== TASK GOAL ==
Reproduce the data exactly.

--- START OF EXTRACTED DATA ---

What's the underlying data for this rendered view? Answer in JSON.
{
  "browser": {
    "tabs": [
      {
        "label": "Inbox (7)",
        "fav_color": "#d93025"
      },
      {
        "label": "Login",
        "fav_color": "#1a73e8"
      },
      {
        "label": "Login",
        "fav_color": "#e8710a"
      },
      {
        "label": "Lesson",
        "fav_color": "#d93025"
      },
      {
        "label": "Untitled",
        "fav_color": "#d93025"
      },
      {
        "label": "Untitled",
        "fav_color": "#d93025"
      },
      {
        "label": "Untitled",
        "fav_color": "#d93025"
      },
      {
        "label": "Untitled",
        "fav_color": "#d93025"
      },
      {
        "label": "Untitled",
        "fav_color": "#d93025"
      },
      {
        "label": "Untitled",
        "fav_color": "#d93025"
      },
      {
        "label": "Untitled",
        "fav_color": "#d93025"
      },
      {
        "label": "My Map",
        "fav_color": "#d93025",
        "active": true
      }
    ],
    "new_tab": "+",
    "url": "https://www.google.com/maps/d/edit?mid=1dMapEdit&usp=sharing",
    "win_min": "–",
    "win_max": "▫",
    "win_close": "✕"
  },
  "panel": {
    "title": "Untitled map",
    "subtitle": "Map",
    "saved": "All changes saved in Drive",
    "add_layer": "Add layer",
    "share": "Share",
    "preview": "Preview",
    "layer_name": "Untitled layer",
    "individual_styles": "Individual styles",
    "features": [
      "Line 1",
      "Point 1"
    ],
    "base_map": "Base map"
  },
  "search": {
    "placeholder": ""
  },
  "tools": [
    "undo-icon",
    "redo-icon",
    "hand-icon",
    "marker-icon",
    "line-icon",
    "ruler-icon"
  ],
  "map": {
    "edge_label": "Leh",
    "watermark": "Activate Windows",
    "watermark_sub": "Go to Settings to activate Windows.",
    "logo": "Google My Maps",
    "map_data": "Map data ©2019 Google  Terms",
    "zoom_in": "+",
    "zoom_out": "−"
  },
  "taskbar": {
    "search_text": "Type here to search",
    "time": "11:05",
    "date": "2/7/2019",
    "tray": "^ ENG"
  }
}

--- END OF EXTRACTED DATA ---

== SOLUTION TO THE EXERCISE ==
What's the underlying data for this rendered view? Answer in JSON.
{
  "browser": {
    "tabs": [
      {
        "label": "Inbox (7)",
        "fav_color": "#d93025"
      },
      {
        "label": "Login",
        "fav_color": "#1a73e8"
      },
      {
        "label": "Login",
        "fav_color": "#e8710a"
      },
      {
        "label": "Lesson",
        "fav_color": "#d93025"
      },
      {
        "label": "Untitled",
        "fav_color": "#d93025"
      },
      {
        "label": "Untitled",
        "fav_color": "#d93025"
      },
      {
        "label": "Untitled",
        "fav_color": "#d93025"
      },
      {
        "label": "Untitled",
        "fav_color": "#d93025"
      },
      {
        "label": "Untitled",
        "fav_color": "#d93025"
      },
      {
        "label": "Untitled",
        "fav_color": "#d93025"
      },
      {
        "label": "Untitled",
        "fav_color": "#d93025"
      },
      {
        "label": "My Map",
        "fav_color": "#d93025",
        "active": true
      }
    ],
    "new_tab": "+",
    "url": "https://www.google.com/maps/d/edit?mid=1dMapEdit&usp=sharing",
    "win_min": "–",
    "win_max": "▫",
    "win_close": "✕"
  },
  "panel": {
    "title": "Untitled map",
    "subtitle": "Map",
    "saved": "All changes saved in Drive",
    "add_layer": "Add layer",
    "share": "Share",
    "preview": "Preview",
    "layer_name": "Untitled layer",
    "individual_styles": "Individual styles",
    "features": [
      "Line 1",
      "Point 1"
    ],
    "base_map": "Base map"
  },
  "search": {
    "placeholder": ""
  },
  "tools": [
    "undo-icon",
    "redo-icon",
    "hand-icon",
    "marker-icon",
    "line-icon",
    "ruler-icon"
  ],
  "map": {
    "edge_label": "Leh",
    "watermark": "Activate Windows",
    "watermark_sub": "Go to Settings to activate Windows.",
    "logo": "Google My Maps",
    "map_data": "Map data ©2019 Google  Terms",
    "zoom_in": "+",
    "zoom_out": "−"
  },
  "taskbar": {
    "search_text": "Type here to search",
    "time": "11:05",
    "date": "2/7/2019",
    "tray": "^ ENG"
  }
}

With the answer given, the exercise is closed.